Do this: Repeat all of the data precisely.
═════ Provided information
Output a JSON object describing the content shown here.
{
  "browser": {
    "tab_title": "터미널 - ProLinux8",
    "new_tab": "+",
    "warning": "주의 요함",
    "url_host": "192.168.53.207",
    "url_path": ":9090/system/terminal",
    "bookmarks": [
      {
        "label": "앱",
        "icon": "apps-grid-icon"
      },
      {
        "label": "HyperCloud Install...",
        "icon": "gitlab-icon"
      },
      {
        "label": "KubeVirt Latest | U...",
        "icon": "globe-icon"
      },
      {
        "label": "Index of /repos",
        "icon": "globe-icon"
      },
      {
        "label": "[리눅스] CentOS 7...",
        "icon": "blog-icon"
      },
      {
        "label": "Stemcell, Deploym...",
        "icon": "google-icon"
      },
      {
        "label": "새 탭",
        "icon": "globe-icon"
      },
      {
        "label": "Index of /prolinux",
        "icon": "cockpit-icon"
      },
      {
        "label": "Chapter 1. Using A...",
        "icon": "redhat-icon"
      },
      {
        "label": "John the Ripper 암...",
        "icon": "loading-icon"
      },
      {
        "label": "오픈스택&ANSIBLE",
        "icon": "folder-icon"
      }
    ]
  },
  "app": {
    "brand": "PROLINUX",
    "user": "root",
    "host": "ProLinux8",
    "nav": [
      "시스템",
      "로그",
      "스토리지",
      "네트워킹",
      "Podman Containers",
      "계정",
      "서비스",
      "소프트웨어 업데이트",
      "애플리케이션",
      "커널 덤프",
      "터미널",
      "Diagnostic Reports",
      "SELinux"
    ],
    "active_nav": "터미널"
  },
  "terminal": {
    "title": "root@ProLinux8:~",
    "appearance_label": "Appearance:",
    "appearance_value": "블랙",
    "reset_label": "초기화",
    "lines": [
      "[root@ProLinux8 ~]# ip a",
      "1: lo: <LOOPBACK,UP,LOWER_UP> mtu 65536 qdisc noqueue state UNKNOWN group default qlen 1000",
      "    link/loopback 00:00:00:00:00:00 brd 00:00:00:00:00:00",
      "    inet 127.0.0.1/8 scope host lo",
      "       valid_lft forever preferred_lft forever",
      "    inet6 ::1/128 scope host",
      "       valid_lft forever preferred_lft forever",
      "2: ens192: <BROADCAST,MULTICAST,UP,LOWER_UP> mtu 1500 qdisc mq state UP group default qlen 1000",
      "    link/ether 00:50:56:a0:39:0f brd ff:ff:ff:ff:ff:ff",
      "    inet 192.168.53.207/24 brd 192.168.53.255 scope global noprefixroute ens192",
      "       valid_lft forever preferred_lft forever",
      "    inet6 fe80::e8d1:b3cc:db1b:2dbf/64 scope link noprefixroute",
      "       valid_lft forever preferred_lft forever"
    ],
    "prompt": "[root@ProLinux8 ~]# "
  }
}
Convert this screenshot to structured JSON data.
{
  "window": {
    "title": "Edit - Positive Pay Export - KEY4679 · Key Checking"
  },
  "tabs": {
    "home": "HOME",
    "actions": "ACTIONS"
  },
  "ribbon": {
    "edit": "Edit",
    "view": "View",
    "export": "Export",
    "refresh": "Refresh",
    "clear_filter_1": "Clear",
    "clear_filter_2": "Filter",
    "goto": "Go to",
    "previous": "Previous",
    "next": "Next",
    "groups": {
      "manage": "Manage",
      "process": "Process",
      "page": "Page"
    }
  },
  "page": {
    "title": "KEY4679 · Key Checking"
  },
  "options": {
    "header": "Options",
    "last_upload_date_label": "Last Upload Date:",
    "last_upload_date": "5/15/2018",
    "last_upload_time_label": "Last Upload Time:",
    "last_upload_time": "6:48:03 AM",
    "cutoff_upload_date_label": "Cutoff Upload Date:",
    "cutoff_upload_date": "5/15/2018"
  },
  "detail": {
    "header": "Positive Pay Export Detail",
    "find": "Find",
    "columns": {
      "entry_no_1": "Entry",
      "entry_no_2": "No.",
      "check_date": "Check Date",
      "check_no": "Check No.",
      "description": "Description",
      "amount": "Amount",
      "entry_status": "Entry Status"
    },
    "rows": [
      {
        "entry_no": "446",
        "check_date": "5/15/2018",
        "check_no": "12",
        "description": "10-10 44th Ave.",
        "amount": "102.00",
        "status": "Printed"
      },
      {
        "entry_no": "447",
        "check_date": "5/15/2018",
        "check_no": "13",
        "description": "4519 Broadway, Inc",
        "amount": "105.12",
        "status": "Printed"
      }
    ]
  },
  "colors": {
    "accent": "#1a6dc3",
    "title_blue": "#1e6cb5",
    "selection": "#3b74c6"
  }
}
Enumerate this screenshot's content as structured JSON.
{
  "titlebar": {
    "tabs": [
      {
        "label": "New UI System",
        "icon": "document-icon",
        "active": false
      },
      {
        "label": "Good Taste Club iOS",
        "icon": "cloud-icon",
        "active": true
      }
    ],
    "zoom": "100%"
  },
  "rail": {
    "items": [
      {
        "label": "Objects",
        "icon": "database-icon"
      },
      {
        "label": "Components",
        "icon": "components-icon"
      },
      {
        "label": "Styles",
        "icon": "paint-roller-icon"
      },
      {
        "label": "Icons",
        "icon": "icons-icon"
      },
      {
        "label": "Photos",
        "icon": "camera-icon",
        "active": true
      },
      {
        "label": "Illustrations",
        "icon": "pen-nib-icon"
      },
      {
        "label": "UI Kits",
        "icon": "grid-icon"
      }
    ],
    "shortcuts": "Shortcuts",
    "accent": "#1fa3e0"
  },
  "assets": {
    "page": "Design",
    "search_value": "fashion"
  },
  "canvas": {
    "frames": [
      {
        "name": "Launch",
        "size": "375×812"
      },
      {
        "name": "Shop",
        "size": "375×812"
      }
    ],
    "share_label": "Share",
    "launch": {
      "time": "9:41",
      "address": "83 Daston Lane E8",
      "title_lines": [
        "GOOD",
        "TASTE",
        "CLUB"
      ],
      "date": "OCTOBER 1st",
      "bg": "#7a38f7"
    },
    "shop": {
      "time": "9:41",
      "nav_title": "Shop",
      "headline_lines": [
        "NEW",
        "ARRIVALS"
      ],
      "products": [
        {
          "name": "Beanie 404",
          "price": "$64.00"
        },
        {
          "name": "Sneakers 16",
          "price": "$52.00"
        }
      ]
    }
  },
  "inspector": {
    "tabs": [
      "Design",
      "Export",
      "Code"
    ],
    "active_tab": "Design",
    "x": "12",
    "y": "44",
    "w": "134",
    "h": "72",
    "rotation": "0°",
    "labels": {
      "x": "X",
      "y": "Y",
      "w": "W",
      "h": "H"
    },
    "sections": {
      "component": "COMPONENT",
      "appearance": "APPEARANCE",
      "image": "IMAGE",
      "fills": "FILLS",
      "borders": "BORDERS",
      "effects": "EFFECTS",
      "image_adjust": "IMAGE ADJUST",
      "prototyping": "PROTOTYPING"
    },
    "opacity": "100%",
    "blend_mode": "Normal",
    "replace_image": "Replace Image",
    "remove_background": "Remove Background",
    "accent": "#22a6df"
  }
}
══════════
Answer to this exercise:
Output a JSON object describing the content shown here.
{
  "browser": {
    "tab_title": "터미널 - ProLinux8",
    "new_tab": "+",
    "warning": "주의 요함",
    "url_host": "192.168.53.207",
    "url_path": ":9090/system/terminal",
    "bookmarks": [
      {
        "label": "앱",
        "icon": "apps-grid-icon"
      },
      {
        "label": "HyperCloud Install...",
        "icon": "gitlab-icon"
      },
      {
        "label": "KubeVirt Latest | U...",
        "icon": "globe-icon"
      },
      {
        "label": "Index of /repos",
        "icon": "globe-icon"
      },
      {
        "label": "[리눅스] CentOS 7...",
        "icon": "blog-icon"
      },
      {
        "label": "Stemcell, Deploym...",
        "icon": "google-icon"
      },
      {
        "label": "새 탭",
        "icon": "globe-icon"
      },
      {
        "label": "Index of /prolinux",
        "icon": "cockpit-icon"
      },
      {
        "label": "Chapter 1. Using A...",
        "icon": "redhat-icon"
      },
      {
        "label": "John the Ripper 암...",
        "icon": "loading-icon"
      },
      {
        "label": "오픈스택&ANSIBLE",
        "icon": "folder-icon"
      }
    ]
  },
  "app": {
    "brand": "PROLINUX",
    "user": "root",
    "host": "ProLinux8",
    "nav": [
      "시스템",
      "로그",
      "스토리지",
      "네트워킹",
      "Podman Containers",
      "계정",
      "서비스",
      "소프트웨어 업데이트",
      "애플리케이션",
      "커널 덤프",
      "터미널",
      "Diagnostic Reports",
      "SELinux"
    ],
    "active_nav": "터미널"
  },
  "terminal": {
    "title": "root@ProLinux8:~",
    "appearance_label": "Appearance:",
    "appearance_value": "블랙",
    "reset_label": "초기화",
    "lines": [
      "[root@ProLinux8 ~]# ip a",
      "1: lo: <LOOPBACK,UP,LOWER_UP> mtu 65536 qdisc noqueue state UNKNOWN group default qlen 1000",
      "    link/loopback 00:00:00:00:00:00 brd 00:00:00:00:00:00",
      "    inet 127.0.0.1/8 scope host lo",
      "       valid_lft forever preferred_lft forever",
      "    inet6 ::1/128 scope host",
      "       valid_lft forever preferred_lft forever",
      "2: ens192: <BROADCAST,MULTICAST,UP,LOWER_UP> mtu 1500 qdisc mq state UP group default qlen 1000",
      "    link/ether 00:50:56:a0:39:0f brd ff:ff:ff:ff:ff:ff",
      "    inet 192.168.53.207/24 brd 192.168.53.255 scope global noprefixroute ens192",
      "       valid_lft forever preferred_lft forever",
      "    inet6 fe80::e8d1:b3cc:db1b:2dbf/64 scope link noprefixroute",
      "       valid_lft forever preferred_lft forever"
    ],
    "prompt": "[root@ProLinux8 ~]# "
  }
}
Convert this screenshot to structured JSON data.
{
  "window": {
    "title": "Edit - Positive Pay Export - KEY4679 · Key Checking"
  },
  "tabs": {
    "home": "HOME",
    "actions": "ACTIONS"
  },
  "ribbon": {
    "edit": "Edit",
    "view": "View",
    "export": "Export",
    "refresh": "Refresh",
    "clear_filter_1": "Clear",
    "clear_filter_2": "Filter",
    "goto": "Go to",
    "previous": "Previous",
    "next": "Next",
    "groups": {
      "manage": "Manage",
      "process": "Process",
      "page": "Page"
    }
  },
  "page": {
    "title": "KEY4679 · Key Checking"
  },
  "options": {
    "header": "Options",
    "last_upload_date_label": "Last Upload Date:",
    "last_upload_date": "5/15/2018",
    "last_upload_time_label": "Last Upload Time:",
    "last_upload_time": "6:48:03 AM",
    "cutoff_upload_date_label": "Cutoff Upload Date:",
    "cutoff_upload_date": "5/15/2018"
  },
  "detail": {
    "header": "Positive Pay Export Detail",
    "find": "Find",
    "columns": {
      "entry_no_1": "Entry",
      "entry_no_2": "No.",
      "check_date": "Check Date",
      "check_no": "Check No.",
      "description": "Description",
      "amount": "Amount",
      "entry_status": "Entry Status"
    },
    "rows": [
      {
        "entry_no": "446",
        "check_date": "5/15/2018",
        "check_no": "12",
        "description": "10-10 44th Ave.",
        "amount": "102.00",
        "status": "Printed"
      },
      {
        "entry_no": "447",
        "check_date": "5/15/2018",
        "check_no": "13",
        "description": "4519 Broadway, Inc",
        "amount": "105.12",
        "status": "Printed"
      }
    ]
  },
  "colors": {
    "accent": "#1a6dc3",
    "title_blue": "#1e6cb5",
    "selection": "#3b74c6"
  }
}
Enumerate this screenshot's content as structured JSON.
{
  "titlebar": {
    "tabs": [
      {
        "label": "New UI System",
        "icon": "document-icon",
        "active": false
      },
      {
        "label": "Good Taste Club iOS",
        "icon": "cloud-icon",
        "active": true
      }
    ],
    "zoom": "100%"
  },
  "rail": {
    "items": [
      {
        "label": "Objects",
        "icon": "database-icon"
      },
      {
        "label": "Components",
        "icon": "components-icon"
      },
      {
        "label": "Styles",
        "icon": "paint-roller-icon"
      },
      {
        "label": "Icons",
        "icon": "icons-icon"
      },
      {
        "label": "Photos",
        "icon": "camera-icon",
        "active": true
      },
      {
        "label": "Illustrations",
        "icon": "pen-nib-icon"
      },
      {
        "label": "UI Kits",
        "icon": "grid-icon"
      }
    ],
    "shortcuts": "Shortcuts",
    "accent": "#1fa3e0"
  },
  "assets": {
    "page": "Design",
    "search_value": "fashion"
  },
  "canvas": {
    "frames": [
      {
        "name": "Launch",
        "size": "375×812"
      },
      {
        "name": "Shop",
        "size": "375×812"
      }
    ],
    "share_label": "Share",
    "launch": {
      "time": "9:41",
      "address": "83 Daston Lane E8",
      "title_lines": [
        "GOOD",
        "TASTE",
        "CLUB"
      ],
      "date": "OCTOBER 1st",
      "bg": "#7a38f7"
    },
    "shop": {
      "time": "9:41",
      "nav_title": "Shop",
      "headline_lines": [
        "NEW",
        "ARRIVALS"
      ],
      "products": [
        {
          "name": "Beanie 404",
          "price": "$64.00"
        },
        {
          "name": "Sneakers 16",
          "price": "$52.00"
        }
      ]
    }
  },
  "inspector": {
    "tabs": [
      "Design",
      "Export",
      "Code"
    ],
    "active_tab": "Design",
    "x": "12",
    "y": "44",
    "w": "134",
    "h": "72",
    "rotation": "0°",
    "labels": {
      "x": "X",
      "y": "Y",
      "w": "W",
      "h": "H"
    },
    "sections": {
      "component": "COMPONENT",
      "appearance": "APPEARANCE",
      "image": "IMAGE",
      "fills": "FILLS",
      "borders": "BORDERS",
      "effects": "EFFECTS",
      "image_adjust": "IMAGE ADJUST",
      "prototyping": "PROTOTYPING"
    },
    "opacity": "100%",
    "blend_mode": "Normal",
    "replace_image": "Replace Image",
    "remove_background": "Remove Background",
    "accent": "#22a6df"
  }
}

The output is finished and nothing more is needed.